__Work to complete__: Convert everything from the start of the records through the line containing "y-tick-label: 150 — [48, 14, 64, 22]", inclusive, into a numbered list, omitting any blank lines.
■ ■ ■ ■
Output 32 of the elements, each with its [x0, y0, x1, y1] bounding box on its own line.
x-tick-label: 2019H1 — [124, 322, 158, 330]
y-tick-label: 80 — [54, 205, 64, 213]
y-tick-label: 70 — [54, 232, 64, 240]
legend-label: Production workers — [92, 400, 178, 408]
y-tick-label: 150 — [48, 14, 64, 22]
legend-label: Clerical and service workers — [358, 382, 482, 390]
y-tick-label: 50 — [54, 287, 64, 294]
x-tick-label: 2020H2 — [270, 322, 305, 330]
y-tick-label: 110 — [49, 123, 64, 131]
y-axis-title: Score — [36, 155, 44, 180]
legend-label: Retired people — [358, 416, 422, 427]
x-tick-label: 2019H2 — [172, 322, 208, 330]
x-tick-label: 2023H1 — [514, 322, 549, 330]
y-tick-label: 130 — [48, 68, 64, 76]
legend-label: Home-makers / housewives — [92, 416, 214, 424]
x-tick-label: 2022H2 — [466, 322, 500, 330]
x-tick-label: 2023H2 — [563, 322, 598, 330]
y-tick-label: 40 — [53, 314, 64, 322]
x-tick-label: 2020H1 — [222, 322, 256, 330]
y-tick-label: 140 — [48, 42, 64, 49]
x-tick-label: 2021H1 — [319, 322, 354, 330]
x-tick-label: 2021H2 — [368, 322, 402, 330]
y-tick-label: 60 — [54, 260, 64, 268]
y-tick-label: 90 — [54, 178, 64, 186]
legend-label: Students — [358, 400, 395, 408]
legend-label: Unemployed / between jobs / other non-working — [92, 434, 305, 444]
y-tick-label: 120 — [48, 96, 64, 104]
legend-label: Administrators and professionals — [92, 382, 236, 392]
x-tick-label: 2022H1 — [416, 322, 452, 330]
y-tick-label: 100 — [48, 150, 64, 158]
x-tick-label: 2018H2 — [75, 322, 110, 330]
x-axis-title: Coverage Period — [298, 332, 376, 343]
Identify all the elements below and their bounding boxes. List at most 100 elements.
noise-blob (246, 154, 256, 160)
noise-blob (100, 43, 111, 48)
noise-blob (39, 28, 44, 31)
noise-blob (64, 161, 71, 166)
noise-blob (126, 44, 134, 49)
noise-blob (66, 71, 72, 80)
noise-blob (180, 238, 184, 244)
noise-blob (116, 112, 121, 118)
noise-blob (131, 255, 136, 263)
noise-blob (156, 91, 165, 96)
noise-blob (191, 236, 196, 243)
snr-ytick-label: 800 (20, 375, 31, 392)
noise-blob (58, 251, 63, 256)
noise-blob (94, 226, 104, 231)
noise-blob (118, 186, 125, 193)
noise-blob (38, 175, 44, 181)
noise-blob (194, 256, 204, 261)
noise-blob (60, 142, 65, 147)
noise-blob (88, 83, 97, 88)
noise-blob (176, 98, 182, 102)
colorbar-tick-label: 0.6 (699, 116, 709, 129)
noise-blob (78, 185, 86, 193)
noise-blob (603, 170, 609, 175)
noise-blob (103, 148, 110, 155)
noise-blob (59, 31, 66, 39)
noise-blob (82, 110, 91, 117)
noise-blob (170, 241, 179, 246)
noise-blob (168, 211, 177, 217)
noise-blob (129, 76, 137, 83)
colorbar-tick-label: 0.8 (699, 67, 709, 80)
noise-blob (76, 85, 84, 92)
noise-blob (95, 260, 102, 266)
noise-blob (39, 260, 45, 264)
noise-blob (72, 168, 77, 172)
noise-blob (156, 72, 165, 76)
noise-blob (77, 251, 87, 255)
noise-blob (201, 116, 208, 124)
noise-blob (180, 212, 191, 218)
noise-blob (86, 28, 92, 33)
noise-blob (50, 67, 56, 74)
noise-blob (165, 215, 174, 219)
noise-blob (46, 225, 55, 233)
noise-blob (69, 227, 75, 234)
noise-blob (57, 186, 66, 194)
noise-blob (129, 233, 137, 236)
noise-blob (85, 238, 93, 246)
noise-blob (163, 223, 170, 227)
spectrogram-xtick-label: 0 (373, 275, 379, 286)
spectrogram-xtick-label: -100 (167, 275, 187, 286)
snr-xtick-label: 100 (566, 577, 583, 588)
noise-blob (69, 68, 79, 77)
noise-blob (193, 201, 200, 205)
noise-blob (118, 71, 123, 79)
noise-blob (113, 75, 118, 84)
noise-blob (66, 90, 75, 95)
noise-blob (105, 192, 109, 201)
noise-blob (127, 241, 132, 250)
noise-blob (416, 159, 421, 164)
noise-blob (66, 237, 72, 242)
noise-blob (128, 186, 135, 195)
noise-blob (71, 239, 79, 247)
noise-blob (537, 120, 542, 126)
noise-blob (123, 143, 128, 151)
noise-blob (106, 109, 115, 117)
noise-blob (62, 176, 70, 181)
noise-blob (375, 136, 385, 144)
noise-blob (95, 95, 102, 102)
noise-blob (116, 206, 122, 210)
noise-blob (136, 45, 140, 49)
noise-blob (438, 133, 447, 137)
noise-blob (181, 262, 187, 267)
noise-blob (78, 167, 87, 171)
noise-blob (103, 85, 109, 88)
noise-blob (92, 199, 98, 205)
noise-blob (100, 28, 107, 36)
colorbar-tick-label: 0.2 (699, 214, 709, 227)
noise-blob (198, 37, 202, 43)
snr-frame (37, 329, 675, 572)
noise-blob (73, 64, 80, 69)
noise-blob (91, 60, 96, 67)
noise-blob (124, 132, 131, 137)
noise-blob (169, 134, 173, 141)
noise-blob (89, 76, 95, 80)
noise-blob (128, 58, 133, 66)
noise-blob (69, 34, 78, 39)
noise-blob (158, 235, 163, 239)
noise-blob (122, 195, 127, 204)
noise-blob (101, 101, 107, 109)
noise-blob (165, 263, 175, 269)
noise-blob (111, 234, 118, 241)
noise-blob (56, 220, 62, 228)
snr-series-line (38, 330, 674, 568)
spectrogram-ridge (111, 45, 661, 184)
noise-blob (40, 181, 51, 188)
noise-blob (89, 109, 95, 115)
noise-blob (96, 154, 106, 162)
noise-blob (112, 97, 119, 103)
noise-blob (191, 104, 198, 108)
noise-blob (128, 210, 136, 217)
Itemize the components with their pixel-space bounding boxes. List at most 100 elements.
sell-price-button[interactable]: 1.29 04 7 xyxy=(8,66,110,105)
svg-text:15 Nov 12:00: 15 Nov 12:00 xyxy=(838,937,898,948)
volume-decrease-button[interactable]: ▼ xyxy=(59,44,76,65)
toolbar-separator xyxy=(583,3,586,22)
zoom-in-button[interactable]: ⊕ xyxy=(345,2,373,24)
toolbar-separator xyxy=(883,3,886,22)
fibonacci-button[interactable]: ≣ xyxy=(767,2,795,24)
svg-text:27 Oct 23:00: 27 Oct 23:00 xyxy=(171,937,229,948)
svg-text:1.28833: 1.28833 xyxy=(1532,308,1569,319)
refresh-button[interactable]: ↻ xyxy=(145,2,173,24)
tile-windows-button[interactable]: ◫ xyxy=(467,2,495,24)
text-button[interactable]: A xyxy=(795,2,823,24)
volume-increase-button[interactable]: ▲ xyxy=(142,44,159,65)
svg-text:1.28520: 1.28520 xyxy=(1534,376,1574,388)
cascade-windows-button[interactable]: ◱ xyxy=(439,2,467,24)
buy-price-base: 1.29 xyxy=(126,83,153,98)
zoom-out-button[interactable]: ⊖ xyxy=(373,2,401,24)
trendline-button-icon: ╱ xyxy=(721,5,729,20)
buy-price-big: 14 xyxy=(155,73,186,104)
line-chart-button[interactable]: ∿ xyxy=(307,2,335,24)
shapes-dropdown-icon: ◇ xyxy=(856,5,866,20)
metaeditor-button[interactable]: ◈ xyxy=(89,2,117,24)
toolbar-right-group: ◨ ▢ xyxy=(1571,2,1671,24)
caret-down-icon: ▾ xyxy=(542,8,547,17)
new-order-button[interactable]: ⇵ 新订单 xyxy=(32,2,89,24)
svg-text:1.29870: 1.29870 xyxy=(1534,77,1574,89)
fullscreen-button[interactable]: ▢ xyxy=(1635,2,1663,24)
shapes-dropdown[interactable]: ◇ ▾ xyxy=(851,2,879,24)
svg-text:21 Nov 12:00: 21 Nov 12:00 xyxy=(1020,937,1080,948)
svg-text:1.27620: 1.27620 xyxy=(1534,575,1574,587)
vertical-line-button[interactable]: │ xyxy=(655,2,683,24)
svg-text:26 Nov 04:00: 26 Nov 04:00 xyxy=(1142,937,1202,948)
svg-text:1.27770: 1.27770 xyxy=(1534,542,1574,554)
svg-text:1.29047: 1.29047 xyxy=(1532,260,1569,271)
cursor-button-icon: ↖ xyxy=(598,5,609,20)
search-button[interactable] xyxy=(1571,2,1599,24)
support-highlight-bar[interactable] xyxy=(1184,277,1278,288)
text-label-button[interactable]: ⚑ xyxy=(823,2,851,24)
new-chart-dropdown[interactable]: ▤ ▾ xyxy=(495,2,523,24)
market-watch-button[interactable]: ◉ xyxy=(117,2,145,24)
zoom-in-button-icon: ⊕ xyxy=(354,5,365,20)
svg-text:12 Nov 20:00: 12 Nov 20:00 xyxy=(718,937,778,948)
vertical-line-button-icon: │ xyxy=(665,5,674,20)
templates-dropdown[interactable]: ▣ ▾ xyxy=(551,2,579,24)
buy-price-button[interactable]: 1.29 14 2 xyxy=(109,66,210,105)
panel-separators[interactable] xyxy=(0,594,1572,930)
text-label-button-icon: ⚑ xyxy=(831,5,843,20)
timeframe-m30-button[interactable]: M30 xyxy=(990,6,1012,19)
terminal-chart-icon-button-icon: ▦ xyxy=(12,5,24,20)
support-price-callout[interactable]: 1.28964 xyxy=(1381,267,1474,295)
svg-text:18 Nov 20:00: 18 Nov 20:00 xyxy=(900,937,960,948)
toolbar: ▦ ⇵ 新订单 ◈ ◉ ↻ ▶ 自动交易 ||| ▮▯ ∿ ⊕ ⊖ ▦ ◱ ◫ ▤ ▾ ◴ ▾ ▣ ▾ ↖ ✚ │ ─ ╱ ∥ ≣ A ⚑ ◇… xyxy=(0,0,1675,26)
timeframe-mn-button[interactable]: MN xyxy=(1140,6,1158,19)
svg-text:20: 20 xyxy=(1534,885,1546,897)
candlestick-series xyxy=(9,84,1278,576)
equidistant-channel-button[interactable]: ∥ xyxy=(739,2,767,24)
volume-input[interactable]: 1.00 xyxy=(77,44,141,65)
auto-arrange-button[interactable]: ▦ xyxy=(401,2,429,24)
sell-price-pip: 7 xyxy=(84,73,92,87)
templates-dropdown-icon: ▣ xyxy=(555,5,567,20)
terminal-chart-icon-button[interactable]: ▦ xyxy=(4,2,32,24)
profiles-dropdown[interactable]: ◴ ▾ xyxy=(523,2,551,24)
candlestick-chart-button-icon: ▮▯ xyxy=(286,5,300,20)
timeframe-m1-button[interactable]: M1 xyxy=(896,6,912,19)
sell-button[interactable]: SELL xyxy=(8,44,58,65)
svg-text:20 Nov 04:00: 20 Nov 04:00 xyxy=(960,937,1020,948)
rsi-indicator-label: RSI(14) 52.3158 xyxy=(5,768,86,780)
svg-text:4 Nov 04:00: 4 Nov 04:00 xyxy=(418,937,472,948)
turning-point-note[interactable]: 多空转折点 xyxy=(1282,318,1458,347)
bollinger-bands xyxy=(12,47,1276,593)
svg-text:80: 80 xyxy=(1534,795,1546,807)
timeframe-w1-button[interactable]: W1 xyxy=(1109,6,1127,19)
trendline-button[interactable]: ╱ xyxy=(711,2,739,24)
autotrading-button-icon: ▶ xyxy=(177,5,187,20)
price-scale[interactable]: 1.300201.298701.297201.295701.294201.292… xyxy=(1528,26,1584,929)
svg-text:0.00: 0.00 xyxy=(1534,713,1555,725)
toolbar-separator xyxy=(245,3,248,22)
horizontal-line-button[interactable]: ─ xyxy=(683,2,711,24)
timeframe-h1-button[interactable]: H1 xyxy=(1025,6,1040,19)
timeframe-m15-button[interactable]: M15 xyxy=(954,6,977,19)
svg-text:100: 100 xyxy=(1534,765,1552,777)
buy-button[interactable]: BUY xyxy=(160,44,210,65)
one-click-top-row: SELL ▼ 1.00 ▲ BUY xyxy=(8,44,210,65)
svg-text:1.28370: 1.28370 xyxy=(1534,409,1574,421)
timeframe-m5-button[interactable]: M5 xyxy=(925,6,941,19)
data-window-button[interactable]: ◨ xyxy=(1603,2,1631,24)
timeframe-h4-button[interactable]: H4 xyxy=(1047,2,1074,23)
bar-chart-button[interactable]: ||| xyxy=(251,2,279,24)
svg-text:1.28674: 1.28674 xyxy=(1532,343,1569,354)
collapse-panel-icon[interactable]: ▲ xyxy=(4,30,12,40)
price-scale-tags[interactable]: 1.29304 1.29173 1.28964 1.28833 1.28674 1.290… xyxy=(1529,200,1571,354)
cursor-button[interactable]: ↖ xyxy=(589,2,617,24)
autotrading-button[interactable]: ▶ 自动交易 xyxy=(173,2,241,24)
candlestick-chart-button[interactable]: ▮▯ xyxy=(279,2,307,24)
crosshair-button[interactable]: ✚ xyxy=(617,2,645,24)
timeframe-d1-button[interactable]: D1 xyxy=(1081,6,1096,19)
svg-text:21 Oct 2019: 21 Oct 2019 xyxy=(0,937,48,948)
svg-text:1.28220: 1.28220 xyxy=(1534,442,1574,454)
■ ■ ■ ■
__Solved exercise__:
1. Output 32 of the elements, each with its [x0, y0, x1, y1] bounding box on its own line.
2. x-tick-label: 2019H1 — [124, 322, 158, 330]
3. y-tick-label: 80 — [54, 205, 64, 213]
4. y-tick-label: 70 — [54, 232, 64, 240]
5. legend-label: Production workers — [92, 400, 178, 408]
6. y-tick-label: 150 — [48, 14, 64, 22]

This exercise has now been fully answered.